Provided records
start

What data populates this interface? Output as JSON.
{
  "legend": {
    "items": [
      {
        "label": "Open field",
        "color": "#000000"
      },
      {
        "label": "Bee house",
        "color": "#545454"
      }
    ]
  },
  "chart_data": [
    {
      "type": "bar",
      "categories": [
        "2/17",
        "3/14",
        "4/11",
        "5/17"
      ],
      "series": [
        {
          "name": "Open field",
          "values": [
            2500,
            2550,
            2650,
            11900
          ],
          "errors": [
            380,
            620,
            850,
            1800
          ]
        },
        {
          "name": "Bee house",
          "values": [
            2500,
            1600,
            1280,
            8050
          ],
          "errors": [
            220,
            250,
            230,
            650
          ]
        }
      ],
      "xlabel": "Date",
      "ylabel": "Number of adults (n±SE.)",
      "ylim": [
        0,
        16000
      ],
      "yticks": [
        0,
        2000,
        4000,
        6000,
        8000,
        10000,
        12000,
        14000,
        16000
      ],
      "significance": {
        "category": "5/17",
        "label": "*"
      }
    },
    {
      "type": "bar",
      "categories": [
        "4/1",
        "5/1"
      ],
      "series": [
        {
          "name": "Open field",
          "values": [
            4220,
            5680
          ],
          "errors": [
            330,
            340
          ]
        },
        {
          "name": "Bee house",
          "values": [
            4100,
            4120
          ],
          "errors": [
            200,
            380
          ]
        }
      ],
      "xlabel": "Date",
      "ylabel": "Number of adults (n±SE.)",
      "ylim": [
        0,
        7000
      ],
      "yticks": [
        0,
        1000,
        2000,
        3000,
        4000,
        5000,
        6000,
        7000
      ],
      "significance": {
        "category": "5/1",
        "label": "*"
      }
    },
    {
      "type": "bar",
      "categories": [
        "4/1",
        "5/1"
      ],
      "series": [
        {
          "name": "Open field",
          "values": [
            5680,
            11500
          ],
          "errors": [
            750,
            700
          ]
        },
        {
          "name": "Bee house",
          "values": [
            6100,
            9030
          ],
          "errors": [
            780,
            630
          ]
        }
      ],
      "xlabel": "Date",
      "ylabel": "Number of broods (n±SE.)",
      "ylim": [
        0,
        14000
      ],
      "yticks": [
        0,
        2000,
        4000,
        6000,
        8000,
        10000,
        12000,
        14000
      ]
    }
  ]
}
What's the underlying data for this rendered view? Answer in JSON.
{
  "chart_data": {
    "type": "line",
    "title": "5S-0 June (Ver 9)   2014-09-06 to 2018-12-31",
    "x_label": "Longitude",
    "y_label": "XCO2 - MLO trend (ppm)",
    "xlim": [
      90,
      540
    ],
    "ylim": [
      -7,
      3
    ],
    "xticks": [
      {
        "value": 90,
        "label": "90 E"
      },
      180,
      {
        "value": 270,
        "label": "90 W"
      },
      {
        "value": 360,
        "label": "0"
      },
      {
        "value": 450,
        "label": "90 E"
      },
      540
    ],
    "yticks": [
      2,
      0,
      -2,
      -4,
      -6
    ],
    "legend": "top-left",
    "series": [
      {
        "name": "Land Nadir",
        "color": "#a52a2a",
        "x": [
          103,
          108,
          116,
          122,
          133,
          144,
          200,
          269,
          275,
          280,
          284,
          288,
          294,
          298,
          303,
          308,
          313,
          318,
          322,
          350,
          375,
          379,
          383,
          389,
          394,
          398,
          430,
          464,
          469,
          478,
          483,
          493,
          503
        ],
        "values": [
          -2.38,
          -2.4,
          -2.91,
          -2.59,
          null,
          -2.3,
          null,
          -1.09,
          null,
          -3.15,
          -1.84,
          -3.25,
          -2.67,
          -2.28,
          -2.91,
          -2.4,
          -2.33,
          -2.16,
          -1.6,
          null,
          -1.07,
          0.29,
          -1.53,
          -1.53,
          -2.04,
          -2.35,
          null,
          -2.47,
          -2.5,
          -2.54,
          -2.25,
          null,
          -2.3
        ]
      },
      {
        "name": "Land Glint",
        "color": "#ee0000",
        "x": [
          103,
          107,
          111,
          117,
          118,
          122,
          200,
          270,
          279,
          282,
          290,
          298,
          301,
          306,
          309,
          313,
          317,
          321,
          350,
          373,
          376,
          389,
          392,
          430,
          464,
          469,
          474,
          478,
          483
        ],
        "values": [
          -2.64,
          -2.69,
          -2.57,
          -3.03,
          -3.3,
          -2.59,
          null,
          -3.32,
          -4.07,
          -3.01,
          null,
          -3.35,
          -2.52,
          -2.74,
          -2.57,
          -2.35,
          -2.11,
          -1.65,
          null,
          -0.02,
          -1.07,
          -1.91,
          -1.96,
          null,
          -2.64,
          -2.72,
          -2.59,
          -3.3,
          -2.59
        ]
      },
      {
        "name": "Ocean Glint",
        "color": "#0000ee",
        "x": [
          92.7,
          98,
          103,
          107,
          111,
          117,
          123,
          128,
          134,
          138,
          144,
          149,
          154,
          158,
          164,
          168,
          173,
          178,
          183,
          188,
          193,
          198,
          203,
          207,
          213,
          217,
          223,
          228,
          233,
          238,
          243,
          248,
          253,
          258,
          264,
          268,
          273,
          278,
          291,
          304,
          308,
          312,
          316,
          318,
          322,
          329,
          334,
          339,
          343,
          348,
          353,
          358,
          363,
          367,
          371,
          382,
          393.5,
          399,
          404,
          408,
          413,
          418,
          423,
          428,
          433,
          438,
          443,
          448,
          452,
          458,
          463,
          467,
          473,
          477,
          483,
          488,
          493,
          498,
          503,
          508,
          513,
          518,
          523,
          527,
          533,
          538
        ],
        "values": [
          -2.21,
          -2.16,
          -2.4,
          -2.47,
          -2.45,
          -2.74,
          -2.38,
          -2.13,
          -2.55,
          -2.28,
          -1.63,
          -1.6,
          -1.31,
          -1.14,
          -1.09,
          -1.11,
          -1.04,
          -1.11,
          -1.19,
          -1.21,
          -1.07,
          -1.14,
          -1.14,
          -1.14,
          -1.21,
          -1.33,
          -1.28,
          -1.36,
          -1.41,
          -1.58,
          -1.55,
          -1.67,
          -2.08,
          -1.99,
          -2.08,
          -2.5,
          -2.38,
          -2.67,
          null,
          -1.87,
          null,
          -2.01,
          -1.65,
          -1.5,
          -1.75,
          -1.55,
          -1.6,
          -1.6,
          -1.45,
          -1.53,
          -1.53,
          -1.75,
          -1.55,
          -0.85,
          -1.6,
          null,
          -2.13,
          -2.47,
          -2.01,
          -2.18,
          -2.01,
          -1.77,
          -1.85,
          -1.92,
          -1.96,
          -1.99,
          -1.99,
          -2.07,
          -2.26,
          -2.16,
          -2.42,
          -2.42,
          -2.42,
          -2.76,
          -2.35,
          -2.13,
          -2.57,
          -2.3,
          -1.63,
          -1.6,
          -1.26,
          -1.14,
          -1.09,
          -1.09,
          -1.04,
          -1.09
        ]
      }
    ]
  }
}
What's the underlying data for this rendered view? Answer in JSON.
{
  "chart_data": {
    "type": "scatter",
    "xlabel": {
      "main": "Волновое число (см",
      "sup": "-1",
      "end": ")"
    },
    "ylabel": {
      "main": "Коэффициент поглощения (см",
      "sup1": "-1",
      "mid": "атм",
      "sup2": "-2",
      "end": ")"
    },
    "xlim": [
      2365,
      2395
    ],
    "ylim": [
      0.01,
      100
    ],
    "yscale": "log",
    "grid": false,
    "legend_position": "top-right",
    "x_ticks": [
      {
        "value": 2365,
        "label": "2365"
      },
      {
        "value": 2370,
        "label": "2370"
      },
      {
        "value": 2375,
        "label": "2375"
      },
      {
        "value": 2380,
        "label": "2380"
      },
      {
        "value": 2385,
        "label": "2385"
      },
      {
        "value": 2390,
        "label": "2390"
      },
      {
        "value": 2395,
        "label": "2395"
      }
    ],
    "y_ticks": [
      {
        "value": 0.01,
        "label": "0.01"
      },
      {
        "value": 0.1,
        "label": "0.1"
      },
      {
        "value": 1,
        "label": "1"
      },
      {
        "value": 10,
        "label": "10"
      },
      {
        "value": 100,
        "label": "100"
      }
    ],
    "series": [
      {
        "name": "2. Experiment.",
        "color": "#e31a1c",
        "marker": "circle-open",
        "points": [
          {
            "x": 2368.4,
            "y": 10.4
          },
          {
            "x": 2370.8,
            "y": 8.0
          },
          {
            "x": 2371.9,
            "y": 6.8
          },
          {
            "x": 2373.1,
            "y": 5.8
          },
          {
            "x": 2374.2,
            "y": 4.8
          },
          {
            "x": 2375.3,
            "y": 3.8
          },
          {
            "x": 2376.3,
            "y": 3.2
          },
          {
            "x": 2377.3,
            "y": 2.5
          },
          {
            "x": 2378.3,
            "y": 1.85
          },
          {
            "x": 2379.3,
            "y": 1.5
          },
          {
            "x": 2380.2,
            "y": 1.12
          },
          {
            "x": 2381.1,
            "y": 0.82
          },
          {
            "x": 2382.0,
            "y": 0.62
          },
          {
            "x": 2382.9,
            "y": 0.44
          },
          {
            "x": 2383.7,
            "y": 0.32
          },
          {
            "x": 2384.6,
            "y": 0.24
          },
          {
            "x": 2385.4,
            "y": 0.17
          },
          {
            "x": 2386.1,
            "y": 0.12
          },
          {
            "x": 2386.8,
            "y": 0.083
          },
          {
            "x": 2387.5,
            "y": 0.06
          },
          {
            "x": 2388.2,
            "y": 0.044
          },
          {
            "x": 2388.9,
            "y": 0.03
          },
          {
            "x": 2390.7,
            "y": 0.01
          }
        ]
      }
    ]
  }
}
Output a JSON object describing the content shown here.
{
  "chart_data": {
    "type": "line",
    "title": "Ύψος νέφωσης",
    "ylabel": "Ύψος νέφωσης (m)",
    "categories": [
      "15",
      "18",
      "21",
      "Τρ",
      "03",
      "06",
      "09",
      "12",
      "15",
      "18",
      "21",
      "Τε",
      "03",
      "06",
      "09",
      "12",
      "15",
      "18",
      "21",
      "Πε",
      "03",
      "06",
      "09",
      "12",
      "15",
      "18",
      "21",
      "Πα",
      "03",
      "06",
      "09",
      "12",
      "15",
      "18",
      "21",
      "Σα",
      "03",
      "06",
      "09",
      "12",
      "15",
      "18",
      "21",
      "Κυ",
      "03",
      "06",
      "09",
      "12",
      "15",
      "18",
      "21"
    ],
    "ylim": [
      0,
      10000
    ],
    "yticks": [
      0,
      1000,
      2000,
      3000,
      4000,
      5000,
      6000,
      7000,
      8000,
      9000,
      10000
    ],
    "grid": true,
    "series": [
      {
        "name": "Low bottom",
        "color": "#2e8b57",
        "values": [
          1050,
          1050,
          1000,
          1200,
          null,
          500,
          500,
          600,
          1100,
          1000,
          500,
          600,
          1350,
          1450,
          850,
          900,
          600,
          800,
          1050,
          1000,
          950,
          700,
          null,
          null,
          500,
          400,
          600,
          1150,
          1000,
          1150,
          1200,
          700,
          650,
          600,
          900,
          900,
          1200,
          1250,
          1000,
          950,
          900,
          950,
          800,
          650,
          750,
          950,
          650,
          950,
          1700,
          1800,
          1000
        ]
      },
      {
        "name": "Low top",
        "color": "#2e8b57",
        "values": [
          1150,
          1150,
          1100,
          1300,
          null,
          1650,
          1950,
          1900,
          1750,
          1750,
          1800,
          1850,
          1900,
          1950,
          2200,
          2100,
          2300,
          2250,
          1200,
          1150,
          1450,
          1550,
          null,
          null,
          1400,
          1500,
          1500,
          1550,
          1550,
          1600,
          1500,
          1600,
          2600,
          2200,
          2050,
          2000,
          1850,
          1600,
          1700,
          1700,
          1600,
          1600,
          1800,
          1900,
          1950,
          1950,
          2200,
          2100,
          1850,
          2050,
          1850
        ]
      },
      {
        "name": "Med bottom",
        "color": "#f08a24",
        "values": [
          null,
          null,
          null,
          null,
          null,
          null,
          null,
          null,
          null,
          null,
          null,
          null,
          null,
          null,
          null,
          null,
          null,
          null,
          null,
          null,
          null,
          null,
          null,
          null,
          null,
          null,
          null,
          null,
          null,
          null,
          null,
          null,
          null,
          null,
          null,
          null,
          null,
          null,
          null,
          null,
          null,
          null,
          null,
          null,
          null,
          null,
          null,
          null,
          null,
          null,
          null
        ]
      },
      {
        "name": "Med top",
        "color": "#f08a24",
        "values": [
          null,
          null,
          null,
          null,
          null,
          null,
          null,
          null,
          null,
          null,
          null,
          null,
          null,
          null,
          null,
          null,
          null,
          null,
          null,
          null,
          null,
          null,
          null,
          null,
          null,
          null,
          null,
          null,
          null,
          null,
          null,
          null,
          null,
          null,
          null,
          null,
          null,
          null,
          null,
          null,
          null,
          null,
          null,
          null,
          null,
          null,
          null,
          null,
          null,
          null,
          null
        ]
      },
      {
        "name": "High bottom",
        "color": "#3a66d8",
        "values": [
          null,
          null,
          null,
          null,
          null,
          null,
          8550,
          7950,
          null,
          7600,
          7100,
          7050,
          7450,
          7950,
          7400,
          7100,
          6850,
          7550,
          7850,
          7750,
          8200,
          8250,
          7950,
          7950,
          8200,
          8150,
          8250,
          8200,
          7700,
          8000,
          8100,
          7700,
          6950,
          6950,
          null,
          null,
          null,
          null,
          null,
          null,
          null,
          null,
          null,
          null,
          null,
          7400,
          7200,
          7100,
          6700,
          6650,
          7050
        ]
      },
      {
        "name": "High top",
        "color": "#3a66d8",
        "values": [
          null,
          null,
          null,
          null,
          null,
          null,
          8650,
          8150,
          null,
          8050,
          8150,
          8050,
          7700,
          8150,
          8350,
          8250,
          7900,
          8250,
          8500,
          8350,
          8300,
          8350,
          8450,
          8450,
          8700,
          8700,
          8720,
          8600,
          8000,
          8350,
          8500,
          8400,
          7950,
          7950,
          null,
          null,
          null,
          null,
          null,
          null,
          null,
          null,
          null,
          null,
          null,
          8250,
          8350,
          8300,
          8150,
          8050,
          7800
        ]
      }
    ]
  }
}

end

Task details
Write out every line of the entries that holds the word "main".

Exercise solution
      "main": "Волновое число (см",
      "main": "Коэффициент поглощения (см",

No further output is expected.